**Your task:** Transcribe the entries that follow exactly as they appear, minus pictures.

━━━━━━━━━━

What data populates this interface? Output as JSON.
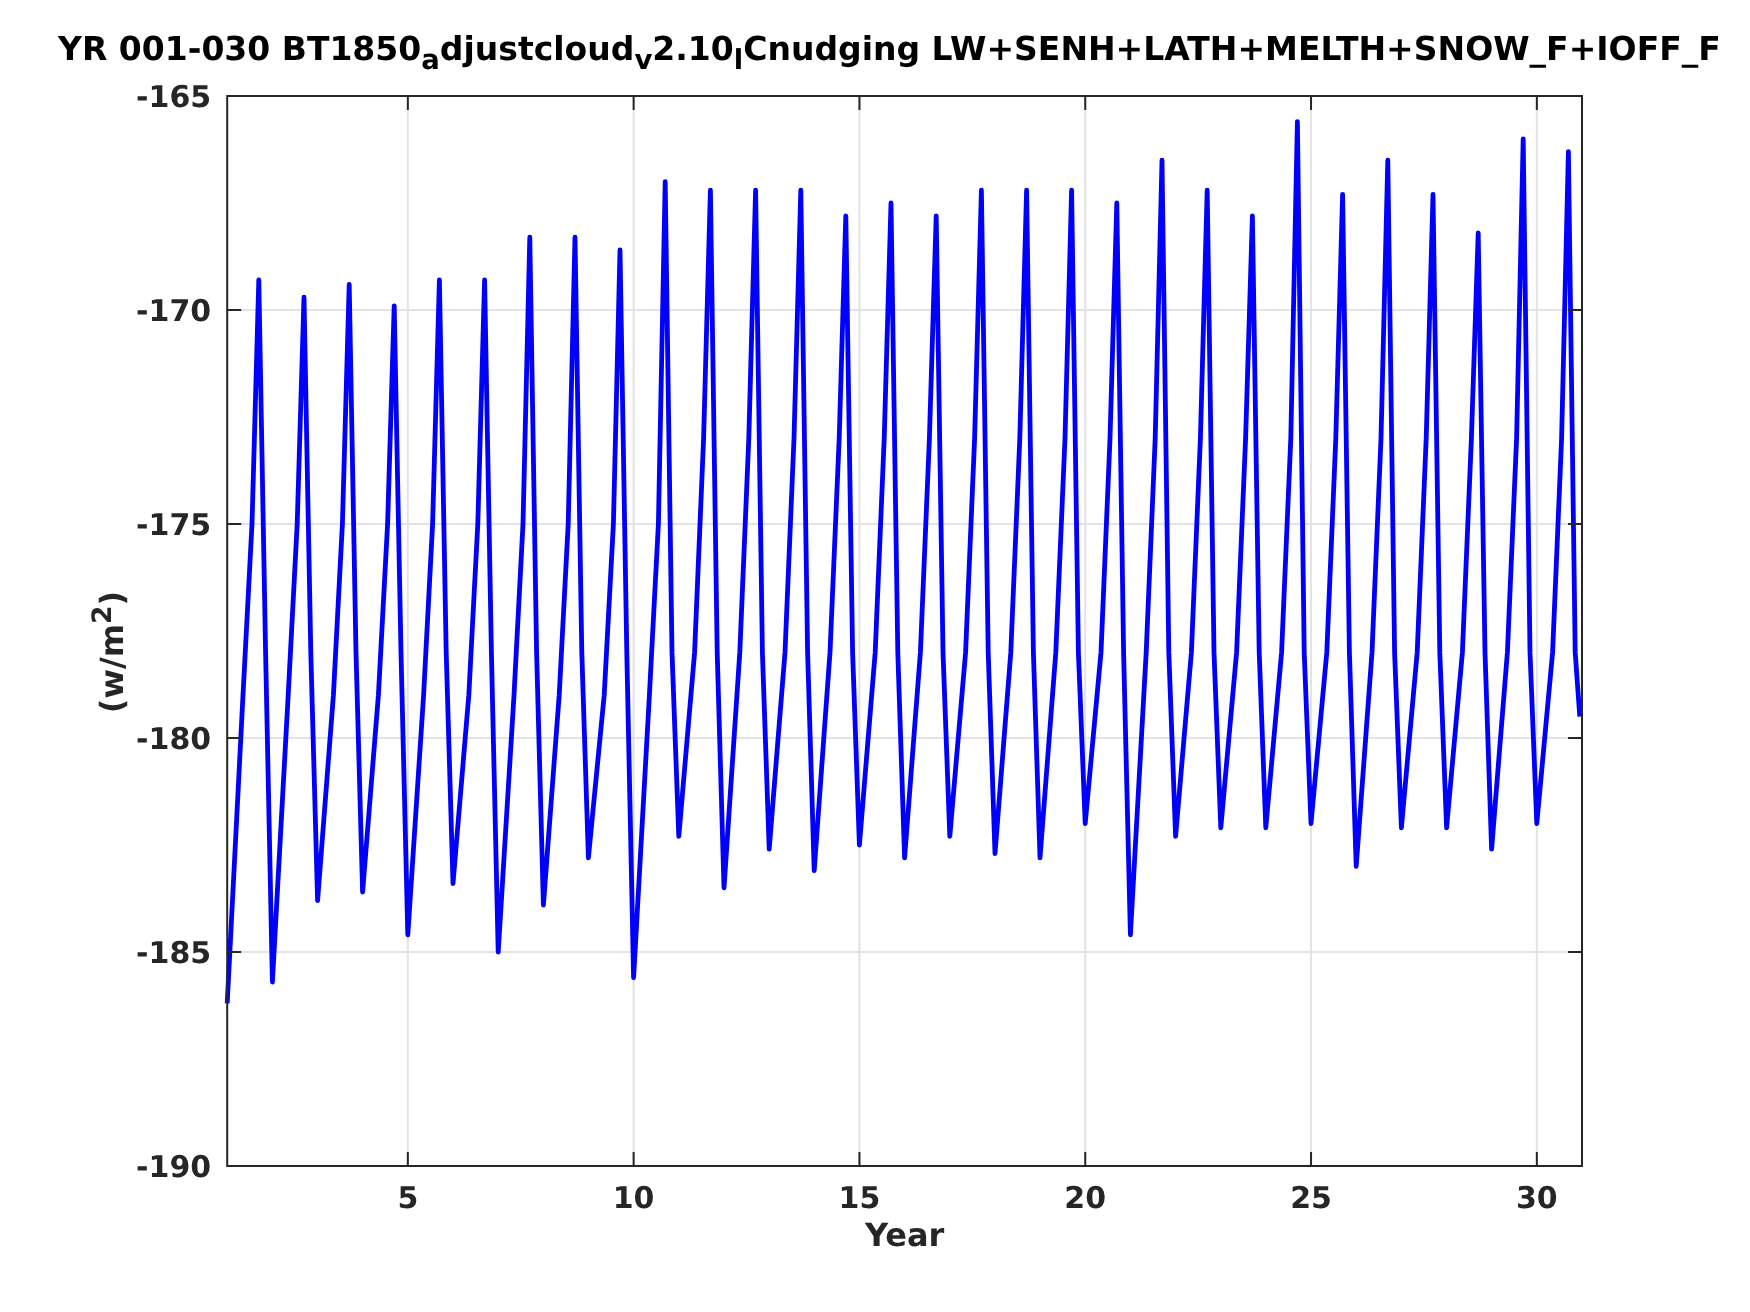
{
  "figure": {
    "title": "YR 001-030 BT1850$_{a}$djustcloud$_{v}$2.10$_{l}$Cnudging LW+SENH+LATH+MELTH+SNOW_F+IOFF_F",
    "chart_data": {
      "type": "line",
      "xlabel": "Year",
      "ylabel": "(w/m$^{2}$)",
      "xlim": [
        1,
        31
      ],
      "ylim": [
        -190,
        -165
      ],
      "xticks": [
        5,
        10,
        15,
        20,
        25,
        30
      ],
      "yticks": [
        -190,
        -185,
        -180,
        -175,
        -170,
        -165
      ],
      "x": [
        1,
        1.35,
        1.55,
        1.7,
        1.85,
        2,
        2.35,
        2.55,
        2.7,
        2.85,
        3,
        3.35,
        3.55,
        3.7,
        3.85,
        4,
        4.35,
        4.55,
        4.7,
        4.85,
        5,
        5.35,
        5.55,
        5.7,
        5.85,
        6,
        6.35,
        6.55,
        6.7,
        6.85,
        7,
        7.35,
        7.55,
        7.7,
        7.85,
        8,
        8.35,
        8.55,
        8.7,
        8.85,
        9,
        9.35,
        9.55,
        9.7,
        9.85,
        10,
        10.35,
        10.55,
        10.7,
        10.85,
        11,
        11.35,
        11.55,
        11.7,
        11.85,
        12,
        12.35,
        12.55,
        12.7,
        12.85,
        13,
        13.35,
        13.55,
        13.7,
        13.85,
        14,
        14.35,
        14.55,
        14.7,
        14.85,
        15,
        15.35,
        15.55,
        15.7,
        15.85,
        16,
        16.35,
        16.55,
        16.7,
        16.85,
        17,
        17.35,
        17.55,
        17.7,
        17.85,
        18,
        18.35,
        18.55,
        18.7,
        18.85,
        19,
        19.35,
        19.55,
        19.7,
        19.85,
        20,
        20.35,
        20.55,
        20.7,
        20.85,
        21,
        21.35,
        21.55,
        21.7,
        21.85,
        22,
        22.35,
        22.55,
        22.7,
        22.85,
        23,
        23.35,
        23.55,
        23.7,
        23.85,
        24,
        24.35,
        24.55,
        24.7,
        24.85,
        25,
        25.35,
        25.55,
        25.7,
        25.85,
        26,
        26.35,
        26.55,
        26.7,
        26.85,
        27,
        27.35,
        27.55,
        27.7,
        27.85,
        28,
        28.35,
        28.55,
        28.7,
        28.85,
        29,
        29.35,
        29.55,
        29.7,
        29.85,
        30,
        30.35,
        30.55,
        30.7,
        30.85,
        30.95
      ],
      "grid": true,
      "series": [
        {
          "color": "#0000ff",
          "values": [
            -186.2,
            -179,
            -175,
            -169.3,
            -178,
            -185.7,
            -179,
            -175,
            -169.7,
            -178,
            -183.8,
            -179,
            -175,
            -169.4,
            -178,
            -183.6,
            -179,
            -175,
            -169.9,
            -178,
            -184.6,
            -179,
            -175,
            -169.3,
            -178,
            -183.4,
            -179,
            -175,
            -169.3,
            -178,
            -185,
            -179,
            -175,
            -168.3,
            -178,
            -183.9,
            -179,
            -175,
            -168.3,
            -178,
            -182.8,
            -179,
            -175,
            -168.6,
            -178,
            -185.6,
            -179,
            -175,
            -167,
            -178,
            -182.3,
            -178,
            -173,
            -167.2,
            -178,
            -183.5,
            -178,
            -173,
            -167.2,
            -178,
            -182.6,
            -178,
            -173,
            -167.2,
            -178,
            -183.1,
            -178,
            -173,
            -167.8,
            -178,
            -182.5,
            -178,
            -173,
            -167.5,
            -178,
            -182.8,
            -178,
            -173,
            -167.8,
            -178,
            -182.3,
            -178,
            -173,
            -167.2,
            -178,
            -182.7,
            -178,
            -173,
            -167.2,
            -178,
            -182.8,
            -178,
            -173,
            -167.2,
            -178,
            -182,
            -178,
            -173,
            -167.5,
            -178,
            -184.6,
            -178,
            -173,
            -166.5,
            -178,
            -182.3,
            -178,
            -173,
            -167.2,
            -178,
            -182.1,
            -178,
            -173,
            -167.8,
            -178,
            -182.1,
            -178,
            -173,
            -165.6,
            -178,
            -182,
            -178,
            -173,
            -167.3,
            -178,
            -183,
            -178,
            -173,
            -166.5,
            -178,
            -182.1,
            -178,
            -173,
            -167.3,
            -178,
            -182.1,
            -178,
            -173,
            -168.2,
            -178,
            -182.6,
            -178,
            -173,
            -166,
            -178,
            -182,
            -178,
            -173,
            -166.3,
            -178,
            -179.5
          ]
        }
      ]
    }
  }
}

━━━━━━━━━━

**Solution to the exercise:**
What data populates this interface? Output as JSON.
{
  "figure": {
    "title": "YR 001-030 BT1850$_{a}$djustcloud$_{v}$2.10$_{l}$Cnudging LW+SENH+LATH+MELTH+SNOW_F+IOFF_F",
    "chart_data": {
      "type": "line",
      "xlabel": "Year",
      "ylabel": "(w/m$^{2}$)",
      "xlim": [
        1,
        31
      ],
      "ylim": [
        -190,
        -165
      ],
      "xticks": [
        5,
        10,
        15,
        20,
        25,
        30
      ],
      "yticks": [
        -190,
        -185,
        -180,
        -175,
        -170,
        -165
      ],
      "x": [
        1,
        1.35,
        1.55,
        1.7,
        1.85,
        2,
        2.35,
        2.55,
        2.7,
        2.85,
        3,
        3.35,
        3.55,
        3.7,
        3.85,
        4,
        4.35,
        4.55,
        4.7,
        4.85,
        5,
        5.35,
        5.55,
        5.7,
        5.85,
        6,
        6.35,
        6.55,
        6.7,
        6.85,
        7,
        7.35,
        7.55,
        7.7,
        7.85,
        8,
        8.35,
        8.55,
        8.7,
        8.85,
        9,
        9.35,
        9.55,
        9.7,
        9.85,
        10,
        10.35,
        10.55,
        10.7,
        10.85,
        11,
        11.35,
        11.55,
        11.7,
        11.85,
        12,
        12.35,
        12.55,
        12.7,
        12.85,
        13,
        13.35,
        13.55,
        13.7,
        13.85,
        14,
        14.35,
        14.55,
        14.7,
        14.85,
        15,
        15.35,
        15.55,
        15.7,
        15.85,
        16,
        16.35,
        16.55,
        16.7,
        16.85,
        17,
        17.35,
        17.55,
        17.7,
        17.85,
        18,
        18.35,
        18.55,
        18.7,
        18.85,
        19,
        19.35,
        19.55,
        19.7,
        19.85,
        20,
        20.35,
        20.55,
        20.7,
        20.85,
        21,
        21.35,
        21.55,
        21.7,
        21.85,
        22,
        22.35,
        22.55,
        22.7,
        22.85,
        23,
        23.35,
        23.55,
        23.7,
        23.85,
        24,
        24.35,
        24.55,
        24.7,
        24.85,
        25,
        25.35,
        25.55,
        25.7,
        25.85,
        26,
        26.35,
        26.55,
        26.7,
        26.85,
        27,
        27.35,
        27.55,
        27.7,
        27.85,
        28,
        28.35,
        28.55,
        28.7,
        28.85,
        29,
        29.35,
        29.55,
        29.7,
        29.85,
        30,
        30.35,
        30.55,
        30.7,
        30.85,
        30.95
      ],
      "grid": true,
      "series": [
        {
          "color": "#0000ff",
          "values": [
            -186.2,
            -179,
            -175,
            -169.3,
            -178,
            -185.7,
            -179,
            -175,
            -169.7,
            -178,
            -183.8,
            -179,
            -175,
            -169.4,
            -178,
            -183.6,
            -179,
            -175,
            -169.9,
            -178,
            -184.6,
            -179,
            -175,
            -169.3,
            -178,
            -183.4,
            -179,
            -175,
            -169.3,
            -178,
            -185,
            -179,
            -175,
            -168.3,
            -178,
            -183.9,
            -179,
            -175,
            -168.3,
            -178,
            -182.8,
            -179,
            -175,
            -168.6,
            -178,
            -185.6,
            -179,
            -175,
            -167,
            -178,
            -182.3,
            -178,
            -173,
            -167.2,
            -178,
            -183.5,
            -178,
            -173,
            -167.2,
            -178,
            -182.6,
            -178,
            -173,
            -167.2,
            -178,
            -183.1,
            -178,
            -173,
            -167.8,
            -178,
            -182.5,
            -178,
            -173,
            -167.5,
            -178,
            -182.8,
            -178,
            -173,
            -167.8,
            -178,
            -182.3,
            -178,
            -173,
            -167.2,
            -178,
            -182.7,
            -178,
            -173,
            -167.2,
            -178,
            -182.8,
            -178,
            -173,
            -167.2,
            -178,
            -182,
            -178,
            -173,
            -167.5,
            -178,
            -184.6,
            -178,
            -173,
            -166.5,
            -178,
            -182.3,
            -178,
            -173,
            -167.2,
            -178,
            -182.1,
            -178,
            -173,
            -167.8,
            -178,
            -182.1,
            -178,
            -173,
            -165.6,
            -178,
            -182,
            -178,
            -173,
            -167.3,
            -178,
            -183,
            -178,
            -173,
            -166.5,
            -178,
            -182.1,
            -178,
            -173,
            -167.3,
            -178,
            -182.1,
            -178,
            -173,
            -168.2,
            -178,
            -182.6,
            -178,
            -173,
            -166,
            -178,
            -182,
            -178,
            -173,
            -166.3,
            -178,
            -179.5
          ]
        }
      ]
    }
  }
}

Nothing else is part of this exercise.